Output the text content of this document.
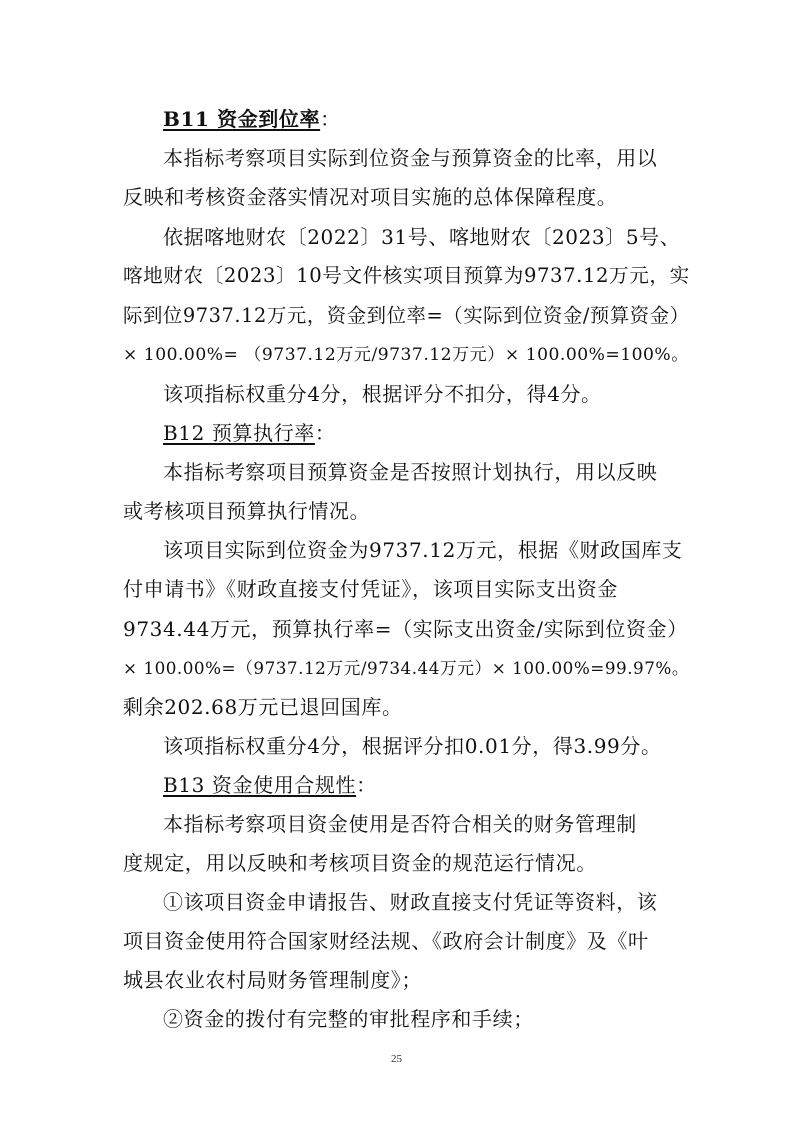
B11 资金到位率：
本指标考察项目实际到位资金与预算资金的比率，用以
反映和考核资金落实情况对项目实施的总体保障程度。
依据喀地财农〔2022〕31号、喀地财农〔2023〕5号、
喀地财农〔2023〕10号文件核实项目预算为9737.12万元，实
际到位9737.12万元，资金到位率=（实际到位资金/预算资金）
× 100.00%= （9737.12万元/9737.12万元）× 100.00%=100%。
该项指标权重分4分，根据评分不扣分，得4分。
B12 预算执行率：
本指标考察项目预算资金是否按照计划执行，用以反映
或考核项目预算执行情况。
该项目实际到位资金为9737.12万元，根据《财政国库支
付申请书》《财政直接支付凭证》，该项目实际支出资金
9734.44万元，预算执行率=（实际支出资金/实际到位资金）
× 100.00%=（9737.12万元/9734.44万元）× 100.00%=99.97%。
剩余202.68万元已退回国库。
该项指标权重分4分，根据评分扣0.01分，得3.99分。
B13 资金使用合规性：
本指标考察项目资金使用是否符合相关的财务管理制
度规定，用以反映和考核项目资金的规范运行情况。
①该项目资金申请报告、财政直接支付凭证等资料，该
项目资金使用符合国家财经法规、《政府会计制度》及《叶
城县农业农村局财务管理制度》；
②资金的拨付有完整的审批程序和手续；
25
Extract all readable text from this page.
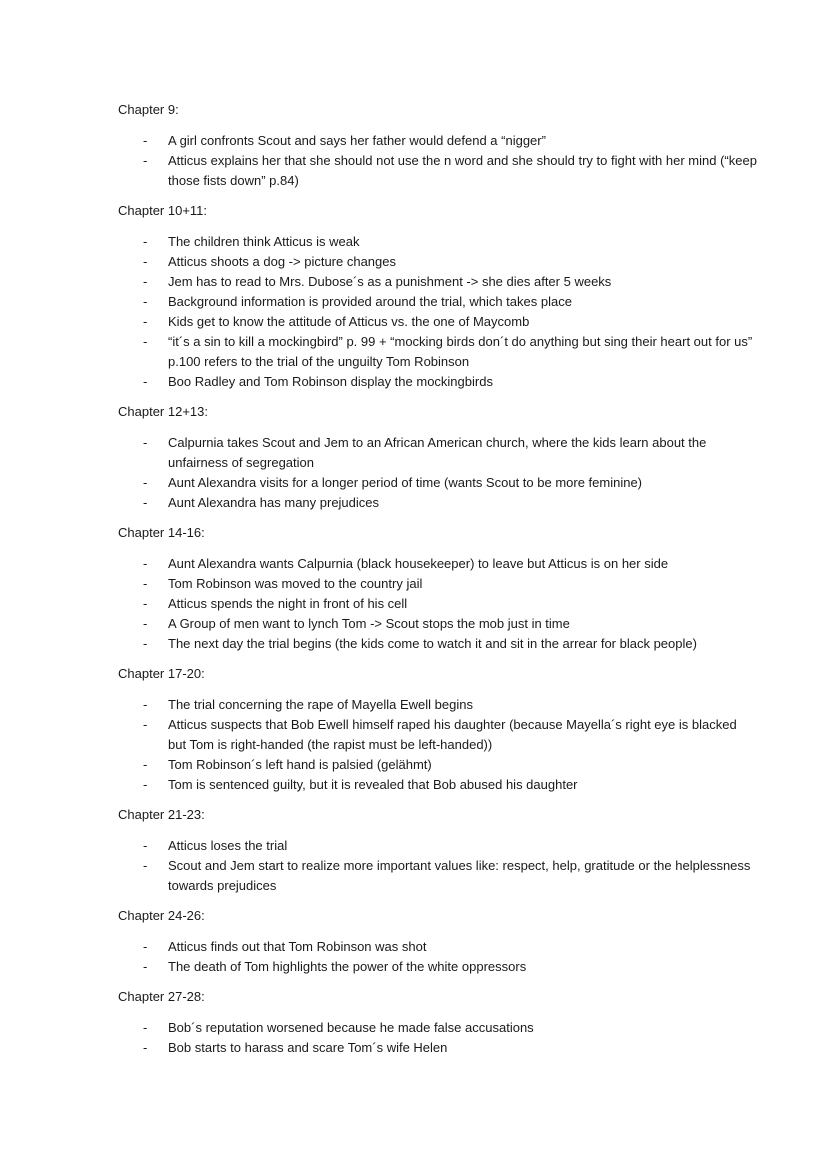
Chapter 9:
- A girl confronts Scout and says her father would defend a “nigger”
- Atticus explains her that she should not use the n word and she should try to fight with her mind (“keep those fists down” p.84)
Chapter 10+11:
- The children think Atticus is weak
- Atticus shoots a dog -> picture changes
- Jem has to read to Mrs. Dubose´s as a punishment -> she dies after 5 weeks
- Background information is provided around the trial, which takes place
- Kids get to know the attitude of Atticus vs. the one of Maycomb
- “it´s a sin to kill a mockingbird” p. 99 + “mocking birds don´t do anything but sing their heart out for us” p.100 refers to the trial of the unguilty Tom Robinson
- Boo Radley and Tom Robinson display the mockingbirds
Chapter 12+13:
- Calpurnia takes Scout and Jem to an African American church, where the kids learn about the unfairness of segregation
- Aunt Alexandra visits for a longer period of time (wants Scout to be more feminine)
- Aunt Alexandra has many prejudices
Chapter 14-16:
- Aunt Alexandra wants Calpurnia (black housekeeper) to leave but Atticus is on her side
- Tom Robinson was moved to the country jail
- Atticus spends the night in front of his cell
- A Group of men want to lynch Tom -> Scout stops the mob just in time
- The next day the trial begins (the kids come to watch it and sit in the arrear for black people)
Chapter 17-20:
- The trial concerning the rape of Mayella Ewell begins
- Atticus suspects that Bob Ewell himself raped his daughter (because Mayella´s right eye is blacked but Tom is right-handed (the rapist must be left-handed))
- Tom Robinson´s left hand is palsied (gelähmt)
- Tom is sentenced guilty, but it is revealed that Bob abused his daughter
Chapter 21-23:
- Atticus loses the trial
- Scout and Jem start to realize more important values like: respect, help, gratitude or the helplessness towards prejudices
Chapter 24-26:
- Atticus finds out that Tom Robinson was shot
- The death of Tom highlights the power of the white oppressors
Chapter 27-28:
- Bob´s reputation worsened because he made false accusations
- Bob starts to harass and scare Tom´s wife Helen
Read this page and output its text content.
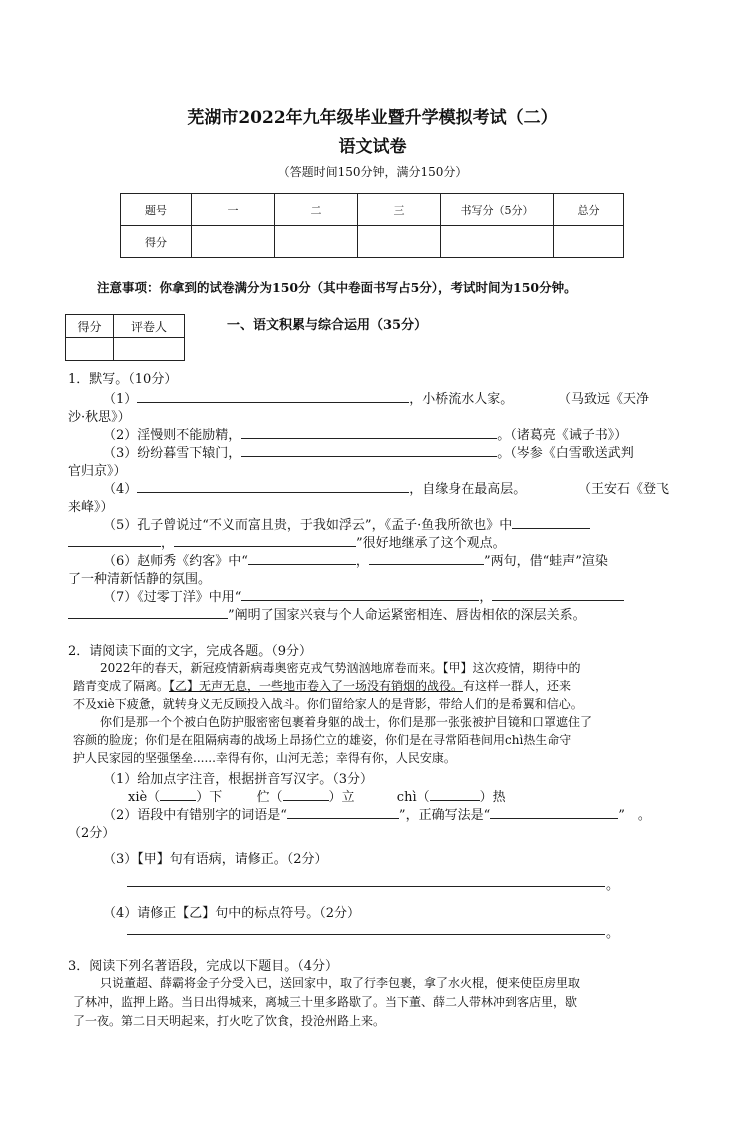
芜湖市2022年九年级毕业暨升学模拟考试（二）
语文试卷
（答题时间150分钟，满分150分）
题号	一	二	三	书写分（5分）	总分
得分					
注意事项：你拿到的试卷满分为150分（其中卷面书写占5分），考试时间为150分钟。
得分	评卷人
		一、语文积累与综合运用（35分）
1．默写。（10分）
（1）	，小桥流水人家。	（马致远《天净
沙·秋思》）
（2）淫慢则不能励精，	。（诸葛亮《诫子书》）
（3）纷纷暮雪下辕门，	。（岑参《白雪歌送武判
官归京》）
（4）	，自缘身在最高层。	（王安石《登飞
来峰》）
（5）孔子曾说过“不义而富且贵，于我如浮云”，《孟子·鱼我所欲也》中
，	”很好地继承了这个观点。
（6）赵师秀《约客》中“	，	”两句，借“蛙声”渲染
了一种清新恬静的氛围。
（7）《过零丁洋》中用“	，
”阐明了国家兴衰与个人命运紧密相连、唇齿相依的深层关系。
2．请阅读下面的文字，完成各题。（9分）
2022年的春天，新冠疫情新病毒奥密克戎气势汹汹地席卷而来。【甲】这次疫情，期待中的
踏青变成了隔离。【乙】无声无息，一些地市卷入了一场没有销烟的战役。有这样一群人，还来
不及xiè下疲惫，就转身义无反顾投入战斗。你们留给家人的是背影，带给人们的是希翼和信心。
你们是那一个个被白色防护服密密包裹着身躯的战士，你们是那一张张被护目镜和口罩遮住了
容颜的脸庞；你们是在阻隔病毒的战场上昂扬伫立的雄姿，你们是在寻常陌巷间用chì热生命守
护人民家园的坚强堡垒......幸得有你，山河无恙；幸得有你，人民安康。
（1）给加点字注音，根据拼音写汉字。（3分）
xiè（	）下	伫（	）立	chì（	）热
（2）语段中有错别字的词语是“	”，正确写法是“	”　。
（2分）
（3）【甲】句有语病，请修正。（2分）
。
（4）请修正【乙】句中的标点符号。（2分）
。
3．阅读下列名著语段，完成以下题目。（4分）
只说董超、薛霸将金子分受入已，送回家中，取了行李包裹，拿了水火棍，便来使臣房里取
了林冲，监押上路。当日出得城来，离城三十里多路歇了。当下董、薛二人带林冲到客店里，歇
了一夜。第二日天明起来，打火吃了饮食，投沧州路上来。
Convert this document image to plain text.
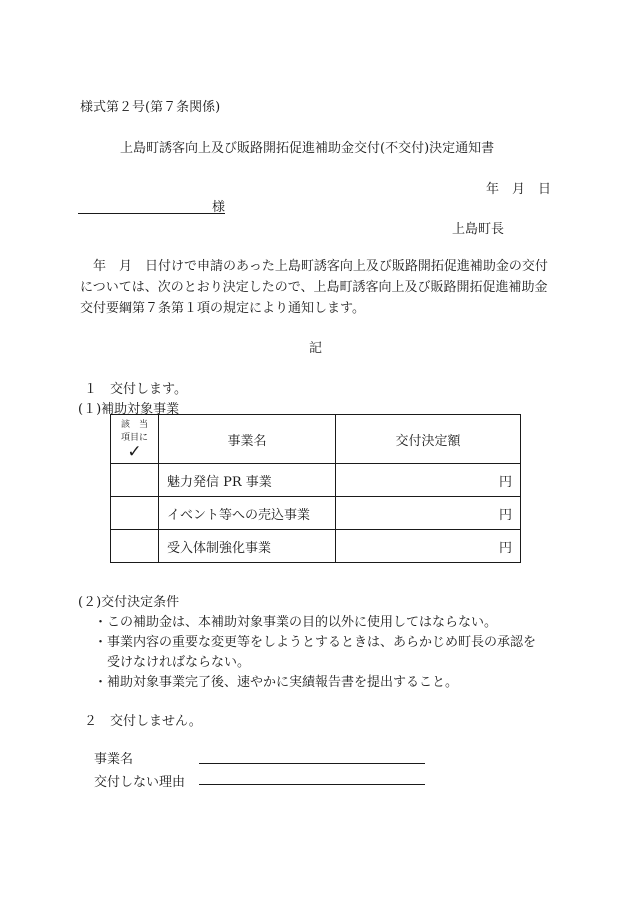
様式第２号(第７条関係)
上島町誘客向上及び販路開拓促進補助金交付(不交付)決定通知書
年　月　日
様
上島町長
年　月　日付けで申請のあった上島町誘客向上及び販路開拓促進補助金の交付については、次のとおり決定したので、上島町誘客向上及び販路開拓促進補助金交付要綱第７条第１項の規定により通知します。
記
１　交付します。
(１)補助対象事業
該　当
項目に
✓	事業名	交付決定額
	魅力発信 PR 事業	円
	イベント等への売込事業	円
	受入体制強化事業	円
(２)交付決定条件
・この補助金は、本補助対象事業の目的以外に使用してはならない。
・事業内容の重要な変更等をしようとするときは、あらかじめ町長の承認を
受けなければならない。
・補助対象事業完了後、速やかに実績報告書を提出すること。
２　交付しません。
事業名
交付しない理由
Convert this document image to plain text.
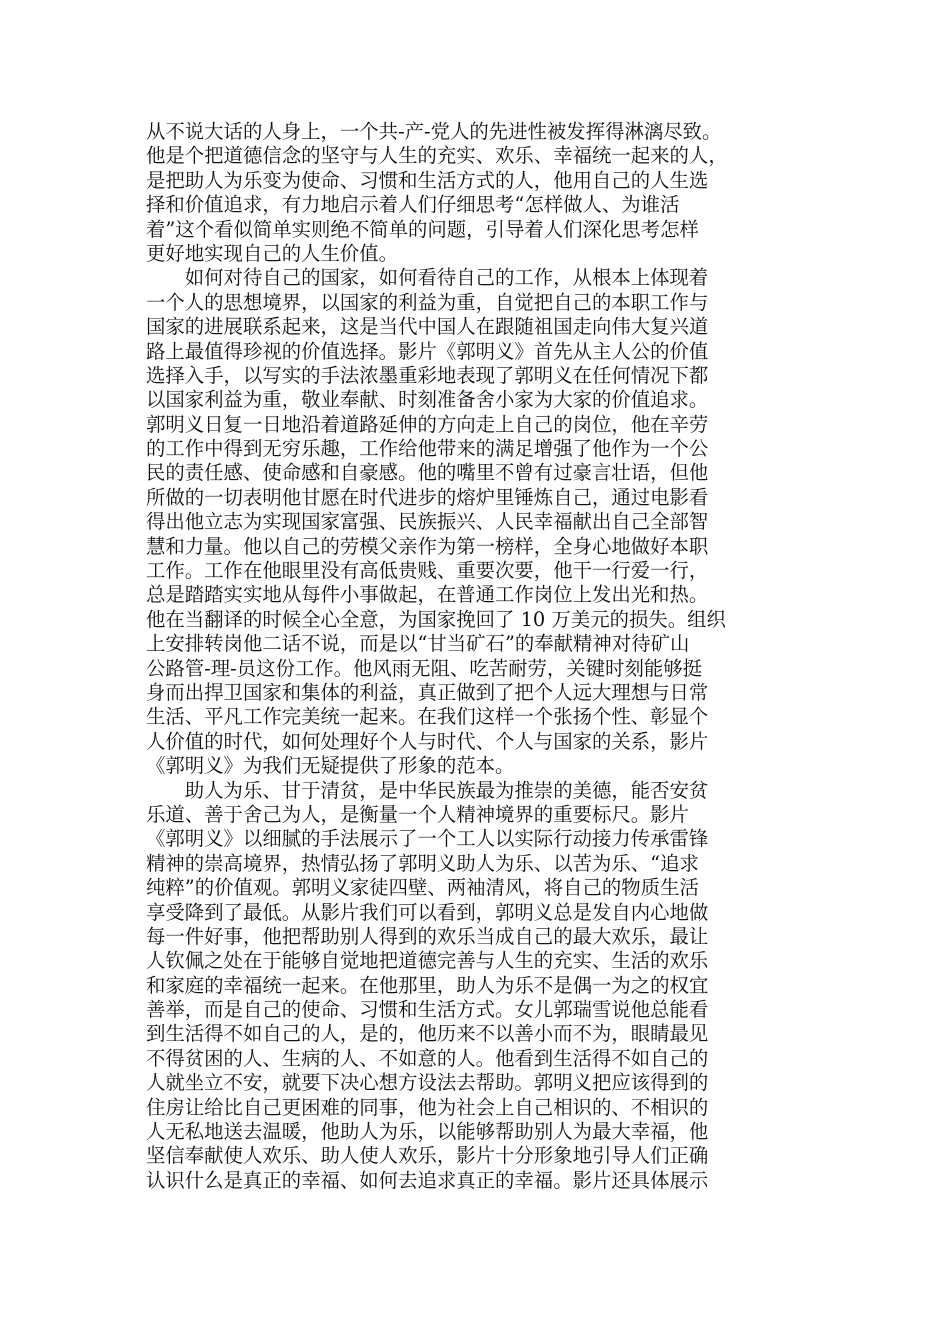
从不说大话的人身上，一个共-产-党人的先进性被发挥得淋漓尽致。
他是个把道德信念的坚守与人生的充实、欢乐、幸福统一起来的人，
是把助人为乐变为使命、习惯和生活方式的人，他用自己的人生选
择和价值追求，有力地启示着人们仔细思考“怎样做人、为谁活
着”这个看似简单实则绝不简单的问题，引导着人们深化思考怎样
更好地实现自己的人生价值。
　　如何对待自己的国家，如何看待自己的工作，从根本上体现着
一个人的思想境界，以国家的利益为重，自觉把自己的本职工作与
国家的进展联系起来，这是当代中国人在跟随祖国走向伟大复兴道
路上最值得珍视的价值选择。影片《郭明义》首先从主人公的价值
选择入手，以写实的手法浓墨重彩地表现了郭明义在任何情况下都
以国家利益为重，敬业奉献、时刻准备舍小家为大家的价值追求。
郭明义日复一日地沿着道路延伸的方向走上自己的岗位，他在辛劳
的工作中得到无穷乐趣，工作给他带来的满足增强了他作为一个公
民的责任感、使命感和自豪感。他的嘴里不曾有过豪言壮语，但他
所做的一切表明他甘愿在时代进步的熔炉里锤炼自己，通过电影看
得出他立志为实现国家富强、民族振兴、人民幸福献出自己全部智
慧和力量。他以自己的劳模父亲作为第一榜样，全身心地做好本职
工作。工作在他眼里没有高低贵贱、重要次要，他干一行爱一行，
总是踏踏实实地从每件小事做起，在普通工作岗位上发出光和热。
他在当翻译的时候全心全意，为国家挽回了 10 万美元的损失。组织
上安排转岗他二话不说，而是以“甘当矿石”的奉献精神对待矿山
公路管-理-员这份工作。他风雨无阻、吃苦耐劳，关键时刻能够挺
身而出捍卫国家和集体的利益，真正做到了把个人远大理想与日常
生活、平凡工作完美统一起来。在我们这样一个张扬个性、彰显个
人价值的时代，如何处理好个人与时代、个人与国家的关系，影片
《郭明义》为我们无疑提供了形象的范本。
　　助人为乐、甘于清贫，是中华民族最为推崇的美德，能否安贫
乐道、善于舍己为人，是衡量一个人精神境界的重要标尺。影片
《郭明义》以细腻的手法展示了一个工人以实际行动接力传承雷锋
精神的崇高境界，热情弘扬了郭明义助人为乐、以苦为乐、“追求
纯粹”的价值观。郭明义家徒四壁、两袖清风，将自己的物质生活
享受降到了最低。从影片我们可以看到，郭明义总是发自内心地做
每一件好事，他把帮助别人得到的欢乐当成自己的最大欢乐，最让
人钦佩之处在于能够自觉地把道德完善与人生的充实、生活的欢乐
和家庭的幸福统一起来。在他那里，助人为乐不是偶一为之的权宜
善举，而是自己的使命、习惯和生活方式。女儿郭瑞雪说他总能看
到生活得不如自己的人，是的，他历来不以善小而不为，眼睛最见
不得贫困的人、生病的人、不如意的人。他看到生活得不如自己的
人就坐立不安，就要下决心想方设法去帮助。郭明义把应该得到的
住房让给比自己更困难的同事，他为社会上自己相识的、不相识的
人无私地送去温暖，他助人为乐，以能够帮助别人为最大幸福，他
坚信奉献使人欢乐、助人使人欢乐，影片十分形象地引导人们正确
认识什么是真正的幸福、如何去追求真正的幸福。影片还具体展示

> _DIRECTIONS_
Find the string "because" in the listing and return every line that holds it.

> _THE COMPLETED TASK_
- Atticus suspects that Bob Ewell himself raped his daughter (because Mayella´s right eye is blacked but Tom is right-handed (the rapist must be left-handed))
- Bob´s reputation worsened because he made false accusations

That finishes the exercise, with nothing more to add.